Ex 3.2: Fit, predict, evaluate

teach_ds :: Teaching modern modeling with tidymodels

library(tidyverse)
library(tidymodels)
library(openintro)

Introduction

Some of the code below has been pre-populated. In these cases, there is a code chunk option set as #| eval: false. Make sure to remove this option prior to running the relevant code chunk to avoid any errors when rendering the document.

Model

The goal is to fit a model to predict the interest rate (interest_rate) based on the debt to income ratio (debt_to_income), type of application (application_type), and whether there are any bankruptcies listed in the public record for the individual (bankrupt). The model should allow the effect of debt to income ratio to differ based on application type.

\[ \begin{align}\widehat{interest\_rate} = b_0 &+ b_1 \times debt\_to\_income \\ &+ b_2 \times application\_type \\ &+ b_3 \times bankrupt \\ &+ b_4 \times debt\_to\_income:application\_type\end{align} \]

Recipe

This exercise builds on Exercise 1. To get you started, the recipe created in Exercise 1 is below.

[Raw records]
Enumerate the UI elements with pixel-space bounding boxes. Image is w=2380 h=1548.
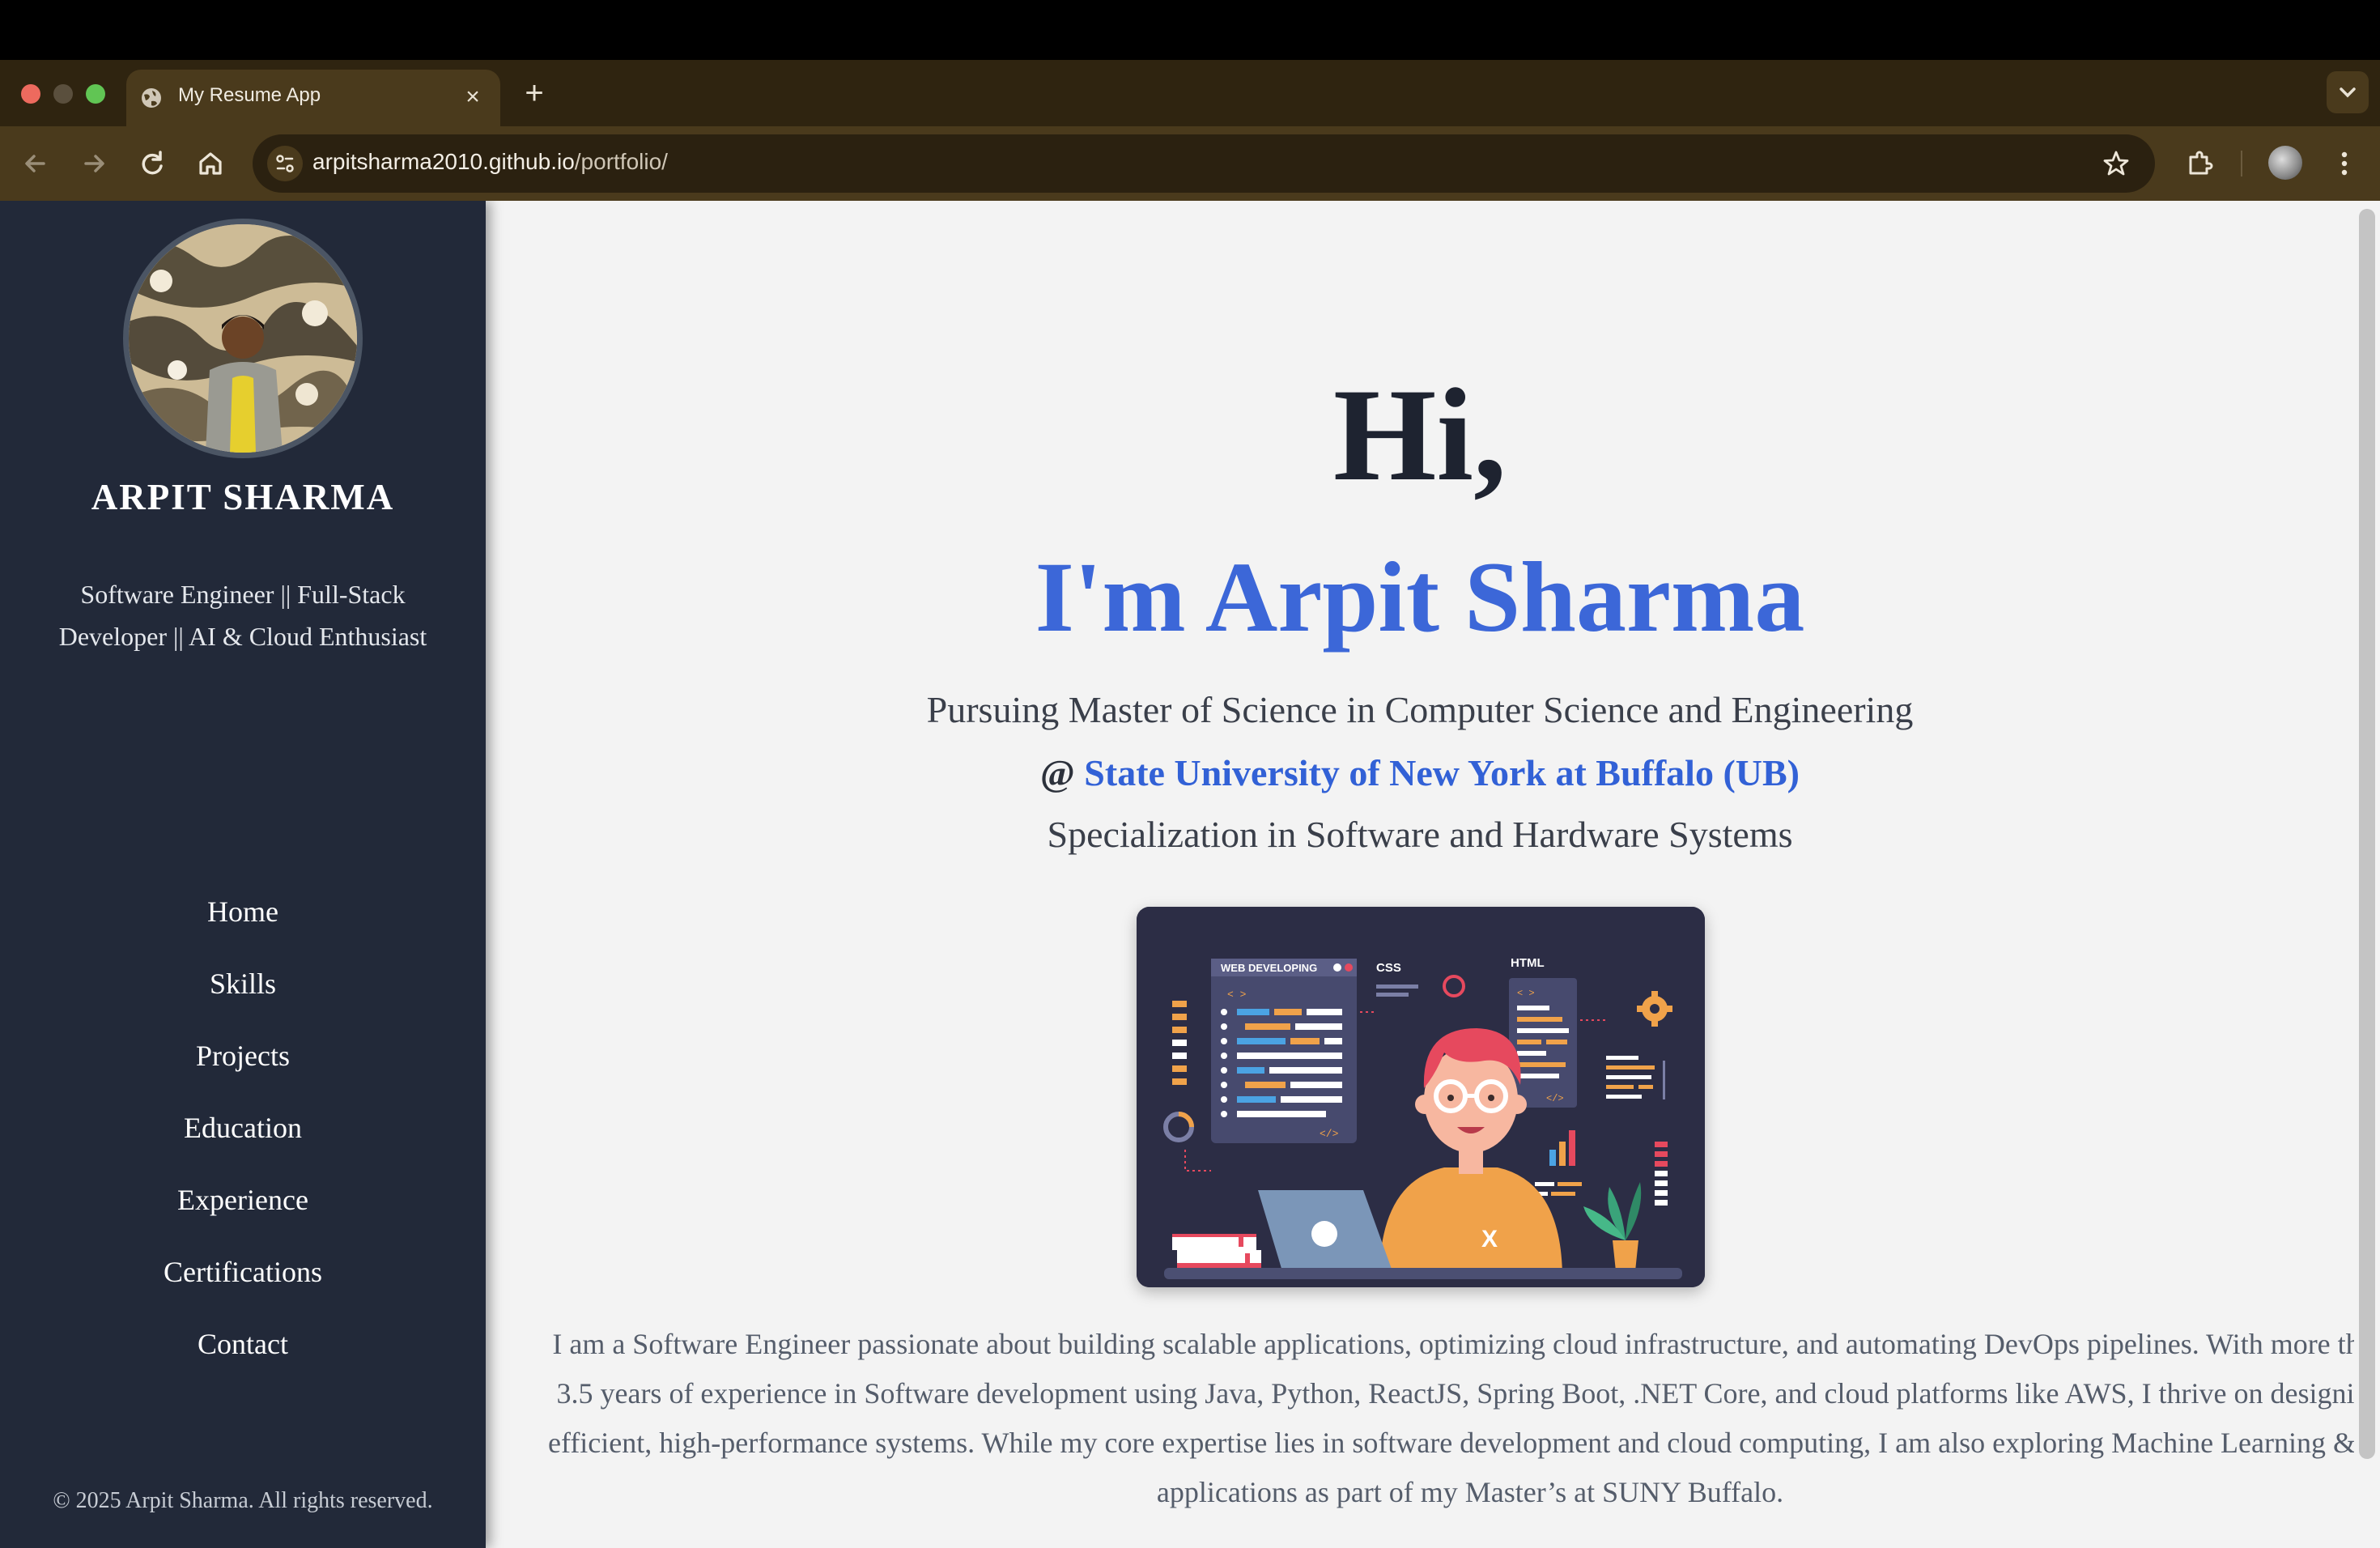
nav-link-certifications[interactable]: Certifications [0, 1254, 486, 1326]
hero-section: Hi, I'm Arpit Sharma Pursuing Master of … [486, 201, 2380, 1548]
more-menu-icon[interactable] [2328, 144, 2361, 183]
back-arrow-icon[interactable] [16, 144, 55, 183]
svg-text:X: X [1481, 1226, 1498, 1252]
university-line: @ State University of New York at Buffal… [486, 751, 2354, 794]
html-label: HTML [1511, 956, 1545, 970]
panel-title: WEB DEVELOPING [1221, 962, 1317, 974]
bookmark-star-icon[interactable] [2098, 146, 2134, 181]
nav-link-home[interactable]: Home [0, 894, 486, 966]
sidebar-name: ARPIT SHARMA [91, 477, 395, 517]
forward-arrow-icon[interactable] [74, 144, 113, 183]
specialization-line: Specialization in Software and Hardware … [1047, 814, 1793, 855]
close-window-button[interactable] [21, 84, 40, 104]
sidebar: ARPIT SHARMA Software Engineer || Full-S… [0, 201, 486, 1548]
minimize-window-button[interactable] [53, 84, 73, 104]
bio-paragraph: I am a Software Engineer passionate abou… [548, 1328, 2380, 1508]
svg-text:< >: < > [1517, 988, 1535, 999]
tune-icon [276, 155, 294, 172]
open-tag: < > [1227, 989, 1247, 1001]
nav-link-contact[interactable]: Contact [0, 1326, 486, 1398]
maximize-window-button[interactable] [86, 84, 105, 104]
chevron-down-icon [2340, 87, 2356, 98]
hero-heading: I'm Arpit Sharma [1035, 542, 1805, 653]
close-tag: </> [1320, 1128, 1339, 1140]
scrollbar-thumb[interactable] [2359, 209, 2375, 1459]
active-tab[interactable]: My Resume App × [126, 70, 500, 126]
menu-bar-area [0, 0, 2380, 60]
svg-text:</>: </> [1546, 1093, 1564, 1104]
profile-photo [123, 219, 363, 458]
nav-link-experience[interactable]: Experience [0, 1182, 486, 1254]
home-icon[interactable] [191, 144, 230, 183]
sidebar-nav: Home Skills Projects Education Experienc… [0, 894, 486, 1398]
nav-link-education[interactable]: Education [0, 1110, 486, 1182]
degree-line: Pursuing Master of Science in Computer S… [926, 689, 1914, 730]
hero-greeting: Hi, [1332, 362, 1507, 508]
globe-icon [142, 88, 161, 108]
tab-title: My Resume App [178, 84, 321, 106]
toolbar-divider [2241, 151, 2242, 176]
url-host: arpitsharma2010.github.io [312, 149, 575, 174]
webpage: ARPIT SHARMA Software Engineer || Full-S… [0, 201, 2380, 1548]
address-bar[interactable]: arpitsharma2010.github.io/portfolio/ [253, 134, 2155, 193]
nav-link-skills[interactable]: Skills [0, 966, 486, 1038]
nav-link-projects[interactable]: Projects [0, 1038, 486, 1110]
new-tab-button[interactable]: + [518, 73, 550, 113]
university-link[interactable]: State University of New York at Buffalo … [1084, 752, 1800, 793]
url-path: /portfolio/ [574, 149, 668, 174]
reload-icon[interactable] [133, 144, 172, 183]
copyright-footer: © 2025 Arpit Sharma. All rights reserved… [53, 1488, 433, 1513]
developer-illustration: WEB DEVELOPING < > </> CSS HTML < > </> [1137, 907, 1705, 1287]
tab-search-button[interactable] [2327, 71, 2369, 113]
at-symbol: @ [1040, 752, 1085, 793]
close-tab-icon[interactable]: × [457, 81, 489, 113]
css-label: CSS [1376, 961, 1401, 975]
sidebar-tagline: Software Engineer || Full-Stack Develope… [58, 580, 427, 651]
site-info-button[interactable] [267, 146, 303, 181]
url-text: arpitsharma2010.github.io/portfolio/ [312, 149, 668, 175]
extensions-puzzle-icon[interactable] [2181, 144, 2220, 183]
profile-avatar[interactable] [2268, 146, 2302, 180]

## Directions for this task
Write the next part of the tidymodels exercise on predicting interest rate, starting right after its last sentence. You won't need the entries for anything here.

## Task answer
loans_rec <- recipe(interest_rate ~ debt_to_income + application_type + 
                      public_record_bankrupt, data = loans_full_schema) |>
  step_impute_mean(debt_to_income) |>
  step_mutate(bankrupt = as_factor(if_else(public_record_bankrupt == 0, 
                                           "no", "yes"))) |>
  step_rm(public_record_bankrupt) |>
  step_dummy(all_nominal_predictors()) |>
  step_interact(terms = ~ starts_with("application_type"):debt_to_income)

Build workflow + fit the model

Complete the code below to build a workflow and fit the model to loans_full_schema.

## specify the model 
loans_spec <- linear_reg() |>
  set_engine("lm")
## build workflow 
loans_workflow <- workflow() |>
  add_model(_____) |>
  add_recipe(______)

## fit the model 
loans_fit <- ______ |>
  fit(data = _____)

Predict + evaluate model

Complete the code below to calculate predictions and evaluate the model using \(R^2\) and \(RMSE\).

loans_pred <- predict(______, ______) |>
  bind_cols(loans_full_schema |> select(interest_rate))
rsq(_____, truth = interest_rate, estimate = .pred)
rmse(_____)